[Records from a data collection]
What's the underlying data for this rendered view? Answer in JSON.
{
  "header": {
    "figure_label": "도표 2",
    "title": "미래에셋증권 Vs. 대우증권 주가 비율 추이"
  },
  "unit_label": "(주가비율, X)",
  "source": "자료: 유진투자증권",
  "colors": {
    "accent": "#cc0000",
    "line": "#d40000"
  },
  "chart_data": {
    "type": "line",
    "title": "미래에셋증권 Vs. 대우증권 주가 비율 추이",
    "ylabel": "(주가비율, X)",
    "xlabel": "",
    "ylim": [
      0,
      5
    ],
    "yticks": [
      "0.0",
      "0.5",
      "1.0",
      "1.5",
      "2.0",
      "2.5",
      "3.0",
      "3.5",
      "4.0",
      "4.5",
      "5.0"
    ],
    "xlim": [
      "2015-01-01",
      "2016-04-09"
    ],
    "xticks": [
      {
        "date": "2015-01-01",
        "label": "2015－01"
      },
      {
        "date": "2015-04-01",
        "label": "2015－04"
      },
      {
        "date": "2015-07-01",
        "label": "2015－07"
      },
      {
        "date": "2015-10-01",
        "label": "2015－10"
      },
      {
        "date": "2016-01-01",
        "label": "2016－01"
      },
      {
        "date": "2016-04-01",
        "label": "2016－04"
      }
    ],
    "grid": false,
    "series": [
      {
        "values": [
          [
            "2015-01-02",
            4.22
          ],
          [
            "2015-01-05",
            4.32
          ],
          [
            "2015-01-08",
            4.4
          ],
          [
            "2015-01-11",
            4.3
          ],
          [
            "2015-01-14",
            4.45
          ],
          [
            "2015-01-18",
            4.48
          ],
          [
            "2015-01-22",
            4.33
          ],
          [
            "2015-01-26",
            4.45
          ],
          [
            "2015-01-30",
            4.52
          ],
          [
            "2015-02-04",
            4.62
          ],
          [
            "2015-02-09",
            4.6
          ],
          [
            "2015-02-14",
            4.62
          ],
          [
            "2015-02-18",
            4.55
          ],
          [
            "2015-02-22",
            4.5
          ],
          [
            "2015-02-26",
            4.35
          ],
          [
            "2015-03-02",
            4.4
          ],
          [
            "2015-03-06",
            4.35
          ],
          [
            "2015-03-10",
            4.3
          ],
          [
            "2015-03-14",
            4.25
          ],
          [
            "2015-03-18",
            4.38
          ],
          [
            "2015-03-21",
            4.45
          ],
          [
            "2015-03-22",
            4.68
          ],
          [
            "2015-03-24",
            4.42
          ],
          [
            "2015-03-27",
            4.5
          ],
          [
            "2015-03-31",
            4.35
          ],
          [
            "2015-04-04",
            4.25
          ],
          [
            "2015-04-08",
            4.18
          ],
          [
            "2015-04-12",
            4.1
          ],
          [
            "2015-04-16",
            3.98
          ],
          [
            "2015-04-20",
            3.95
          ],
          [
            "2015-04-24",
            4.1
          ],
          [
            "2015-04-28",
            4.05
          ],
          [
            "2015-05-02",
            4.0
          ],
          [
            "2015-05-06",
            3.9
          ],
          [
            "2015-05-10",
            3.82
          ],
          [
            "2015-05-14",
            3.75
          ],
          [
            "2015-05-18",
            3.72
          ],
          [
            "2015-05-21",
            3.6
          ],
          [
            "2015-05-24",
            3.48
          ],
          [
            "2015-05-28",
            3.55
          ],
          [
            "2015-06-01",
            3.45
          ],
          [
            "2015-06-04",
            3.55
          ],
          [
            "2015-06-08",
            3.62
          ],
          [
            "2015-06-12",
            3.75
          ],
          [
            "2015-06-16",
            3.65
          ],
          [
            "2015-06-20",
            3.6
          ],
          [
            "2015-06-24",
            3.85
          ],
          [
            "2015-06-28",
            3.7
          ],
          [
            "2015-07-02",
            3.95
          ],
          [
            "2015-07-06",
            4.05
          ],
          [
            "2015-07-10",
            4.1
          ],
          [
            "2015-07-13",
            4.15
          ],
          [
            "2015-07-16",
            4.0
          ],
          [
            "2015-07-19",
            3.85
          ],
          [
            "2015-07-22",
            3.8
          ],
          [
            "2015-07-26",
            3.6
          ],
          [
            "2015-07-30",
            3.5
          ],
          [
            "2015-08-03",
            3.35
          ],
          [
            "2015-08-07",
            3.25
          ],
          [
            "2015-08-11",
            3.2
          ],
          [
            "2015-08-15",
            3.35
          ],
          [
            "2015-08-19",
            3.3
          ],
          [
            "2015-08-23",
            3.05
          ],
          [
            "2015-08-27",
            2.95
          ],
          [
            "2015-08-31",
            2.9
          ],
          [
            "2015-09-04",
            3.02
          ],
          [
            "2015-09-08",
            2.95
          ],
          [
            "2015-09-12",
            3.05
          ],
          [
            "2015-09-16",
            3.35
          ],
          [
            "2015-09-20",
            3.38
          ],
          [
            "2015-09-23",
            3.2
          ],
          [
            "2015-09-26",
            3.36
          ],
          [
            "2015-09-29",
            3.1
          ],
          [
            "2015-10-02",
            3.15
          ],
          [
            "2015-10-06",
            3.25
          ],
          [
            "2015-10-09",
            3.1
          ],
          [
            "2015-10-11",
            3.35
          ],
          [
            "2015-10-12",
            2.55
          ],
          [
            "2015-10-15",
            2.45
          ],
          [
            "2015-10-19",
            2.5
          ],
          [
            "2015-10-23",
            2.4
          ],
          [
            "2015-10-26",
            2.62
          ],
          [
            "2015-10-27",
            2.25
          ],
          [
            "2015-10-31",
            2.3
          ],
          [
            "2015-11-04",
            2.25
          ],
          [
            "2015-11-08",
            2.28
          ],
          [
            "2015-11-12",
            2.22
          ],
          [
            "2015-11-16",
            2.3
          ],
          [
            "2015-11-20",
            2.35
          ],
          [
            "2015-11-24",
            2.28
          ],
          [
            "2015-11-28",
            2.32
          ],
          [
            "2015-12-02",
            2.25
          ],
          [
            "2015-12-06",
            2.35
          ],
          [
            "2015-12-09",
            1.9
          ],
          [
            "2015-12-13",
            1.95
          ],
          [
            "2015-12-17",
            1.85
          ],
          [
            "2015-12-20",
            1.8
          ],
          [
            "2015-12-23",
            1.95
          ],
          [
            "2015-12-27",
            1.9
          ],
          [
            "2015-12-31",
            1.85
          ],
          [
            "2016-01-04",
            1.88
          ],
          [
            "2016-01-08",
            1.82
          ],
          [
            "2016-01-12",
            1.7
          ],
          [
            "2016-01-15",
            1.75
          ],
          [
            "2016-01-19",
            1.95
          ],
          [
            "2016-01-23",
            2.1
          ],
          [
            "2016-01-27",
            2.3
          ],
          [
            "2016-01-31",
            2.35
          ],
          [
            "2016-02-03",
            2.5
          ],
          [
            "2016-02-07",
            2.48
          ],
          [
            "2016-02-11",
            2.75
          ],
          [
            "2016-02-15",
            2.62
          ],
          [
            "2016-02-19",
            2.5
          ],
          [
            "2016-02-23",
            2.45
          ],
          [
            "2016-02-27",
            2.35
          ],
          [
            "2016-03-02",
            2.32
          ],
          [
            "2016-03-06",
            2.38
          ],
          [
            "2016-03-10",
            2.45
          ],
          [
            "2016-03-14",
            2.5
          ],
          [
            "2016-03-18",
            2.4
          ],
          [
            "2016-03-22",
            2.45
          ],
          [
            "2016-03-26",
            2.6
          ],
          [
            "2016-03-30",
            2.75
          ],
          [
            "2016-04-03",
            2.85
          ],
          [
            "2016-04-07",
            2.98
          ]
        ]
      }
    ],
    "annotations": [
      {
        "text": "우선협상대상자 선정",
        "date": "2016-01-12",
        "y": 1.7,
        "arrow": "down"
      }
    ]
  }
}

» **WORK TO DO**:
Transcribe all the entries, keeping each one exactly as it is.

» **PROBLEM SOLUTION**:
What's the underlying data for this rendered view? Answer in JSON.
{
  "header": {
    "figure_label": "도표 2",
    "title": "미래에셋증권 Vs. 대우증권 주가 비율 추이"
  },
  "unit_label": "(주가비율, X)",
  "source": "자료: 유진투자증권",
  "colors": {
    "accent": "#cc0000",
    "line": "#d40000"
  },
  "chart_data": {
    "type": "line",
    "title": "미래에셋증권 Vs. 대우증권 주가 비율 추이",
    "ylabel": "(주가비율, X)",
    "xlabel": "",
    "ylim": [
      0,
      5
    ],
    "yticks": [
      "0.0",
      "0.5",
      "1.0",
      "1.5",
      "2.0",
      "2.5",
      "3.0",
      "3.5",
      "4.0",
      "4.5",
      "5.0"
    ],
    "xlim": [
      "2015-01-01",
      "2016-04-09"
    ],
    "xticks": [
      {
        "date": "2015-01-01",
        "label": "2015－01"
      },
      {
        "date": "2015-04-01",
        "label": "2015－04"
      },
      {
        "date": "2015-07-01",
        "label": "2015－07"
      },
      {
        "date": "2015-10-01",
        "label": "2015－10"
      },
      {
        "date": "2016-01-01",
        "label": "2016－01"
      },
      {
        "date": "2016-04-01",
        "label": "2016－04"
      }
    ],
    "grid": false,
    "series": [
      {
        "values": [
          [
            "2015-01-02",
            4.22
          ],
          [
            "2015-01-05",
            4.32
          ],
          [
            "2015-01-08",
            4.4
          ],
          [
            "2015-01-11",
            4.3
          ],
          [
            "2015-01-14",
            4.45
          ],
          [
            "2015-01-18",
            4.48
          ],
          [
            "2015-01-22",
            4.33
          ],
          [
            "2015-01-26",
            4.45
          ],
          [
            "2015-01-30",
            4.52
          ],
          [
            "2015-02-04",
            4.62
          ],
          [
            "2015-02-09",
            4.6
          ],
          [
            "2015-02-14",
            4.62
          ],
          [
            "2015-02-18",
            4.55
          ],
          [
            "2015-02-22",
            4.5
          ],
          [
            "2015-02-26",
            4.35
          ],
          [
            "2015-03-02",
            4.4
          ],
          [
            "2015-03-06",
            4.35
          ],
          [
            "2015-03-10",
            4.3
          ],
          [
            "2015-03-14",
            4.25
          ],
          [
            "2015-03-18",
            4.38
          ],
          [
            "2015-03-21",
            4.45
          ],
          [
            "2015-03-22",
            4.68
          ],
          [
            "2015-03-24",
            4.42
          ],
          [
            "2015-03-27",
            4.5
          ],
          [
            "2015-03-31",
            4.35
          ],
          [
            "2015-04-04",
            4.25
          ],
          [
            "2015-04-08",
            4.18
          ],
          [
            "2015-04-12",
            4.1
          ],
          [
            "2015-04-16",
            3.98
          ],
          [
            "2015-04-20",
            3.95
          ],
          [
            "2015-04-24",
            4.1
          ],
          [
            "2015-04-28",
            4.05
          ],
          [
            "2015-05-02",
            4.0
          ],
          [
            "2015-05-06",
            3.9
          ],
          [
            "2015-05-10",
            3.82
          ],
          [
            "2015-05-14",
            3.75
          ],
          [
            "2015-05-18",
            3.72
          ],
          [
            "2015-05-21",
            3.6
          ],
          [
            "2015-05-24",
            3.48
          ],
          [
            "2015-05-28",
            3.55
          ],
          [
            "2015-06-01",
            3.45
          ],
          [
            "2015-06-04",
            3.55
          ],
          [
            "2015-06-08",
            3.62
          ],
          [
            "2015-06-12",
            3.75
          ],
          [
            "2015-06-16",
            3.65
          ],
          [
            "2015-06-20",
            3.6
          ],
          [
            "2015-06-24",
            3.85
          ],
          [
            "2015-06-28",
            3.7
          ],
          [
            "2015-07-02",
            3.95
          ],
          [
            "2015-07-06",
            4.05
          ],
          [
            "2015-07-10",
            4.1
          ],
          [
            "2015-07-13",
            4.15
          ],
          [
            "2015-07-16",
            4.0
          ],
          [
            "2015-07-19",
            3.85
          ],
          [
            "2015-07-22",
            3.8
          ],
          [
            "2015-07-26",
            3.6
          ],
          [
            "2015-07-30",
            3.5
          ],
          [
            "2015-08-03",
            3.35
          ],
          [
            "2015-08-07",
            3.25
          ],
          [
            "2015-08-11",
            3.2
          ],
          [
            "2015-08-15",
            3.35
          ],
          [
            "2015-08-19",
            3.3
          ],
          [
            "2015-08-23",
            3.05
          ],
          [
            "2015-08-27",
            2.95
          ],
          [
            "2015-08-31",
            2.9
          ],
          [
            "2015-09-04",
            3.02
          ],
          [
            "2015-09-08",
            2.95
          ],
          [
            "2015-09-12",
            3.05
          ],
          [
            "2015-09-16",
            3.35
          ],
          [
            "2015-09-20",
            3.38
          ],
          [
            "2015-09-23",
            3.2
          ],
          [
            "2015-09-26",
            3.36
          ],
          [
            "2015-09-29",
            3.1
          ],
          [
            "2015-10-02",
            3.15
          ],
          [
            "2015-10-06",
            3.25
          ],
          [
            "2015-10-09",
            3.1
          ],
          [
            "2015-10-11",
            3.35
          ],
          [
            "2015-10-12",
            2.55
          ],
          [
            "2015-10-15",
            2.45
          ],
          [
            "2015-10-19",
            2.5
          ],
          [
            "2015-10-23",
            2.4
          ],
          [
            "2015-10-26",
            2.62
          ],
          [
            "2015-10-27",
            2.25
          ],
          [
            "2015-10-31",
            2.3
          ],
          [
            "2015-11-04",
            2.25
          ],
          [
            "2015-11-08",
            2.28
          ],
          [
            "2015-11-12",
            2.22
          ],
          [
            "2015-11-16",
            2.3
          ],
          [
            "2015-11-20",
            2.35
          ],
          [
            "2015-11-24",
            2.28
          ],
          [
            "2015-11-28",
            2.32
          ],
          [
            "2015-12-02",
            2.25
          ],
          [
            "2015-12-06",
            2.35
          ],
          [
            "2015-12-09",
            1.9
          ],
          [
            "2015-12-13",
            1.95
          ],
          [
            "2015-12-17",
            1.85
          ],
          [
            "2015-12-20",
            1.8
          ],
          [
            "2015-12-23",
            1.95
          ],
          [
            "2015-12-27",
            1.9
          ],
          [
            "2015-12-31",
            1.85
          ],
          [
            "2016-01-04",
            1.88
          ],
          [
            "2016-01-08",
            1.82
          ],
          [
            "2016-01-12",
            1.7
          ],
          [
            "2016-01-15",
            1.75
          ],
          [
            "2016-01-19",
            1.95
          ],
          [
            "2016-01-23",
            2.1
          ],
          [
            "2016-01-27",
            2.3
          ],
          [
            "2016-01-31",
            2.35
          ],
          [
            "2016-02-03",
            2.5
          ],
          [
            "2016-02-07",
            2.48
          ],
          [
            "2016-02-11",
            2.75
          ],
          [
            "2016-02-15",
            2.62
          ],
          [
            "2016-02-19",
            2.5
          ],
          [
            "2016-02-23",
            2.45
          ],
          [
            "2016-02-27",
            2.35
          ],
          [
            "2016-03-02",
            2.32
          ],
          [
            "2016-03-06",
            2.38
          ],
          [
            "2016-03-10",
            2.45
          ],
          [
            "2016-03-14",
            2.5
          ],
          [
            "2016-03-18",
            2.4
          ],
          [
            "2016-03-22",
            2.45
          ],
          [
            "2016-03-26",
            2.6
          ],
          [
            "2016-03-30",
            2.75
          ],
          [
            "2016-04-03",
            2.85
          ],
          [
            "2016-04-07",
            2.98
          ]
        ]
      }
    ],
    "annotations": [
      {
        "text": "우선협상대상자 선정",
        "date": "2016-01-12",
        "y": 1.7,
        "arrow": "down"
      }
    ]
  }
}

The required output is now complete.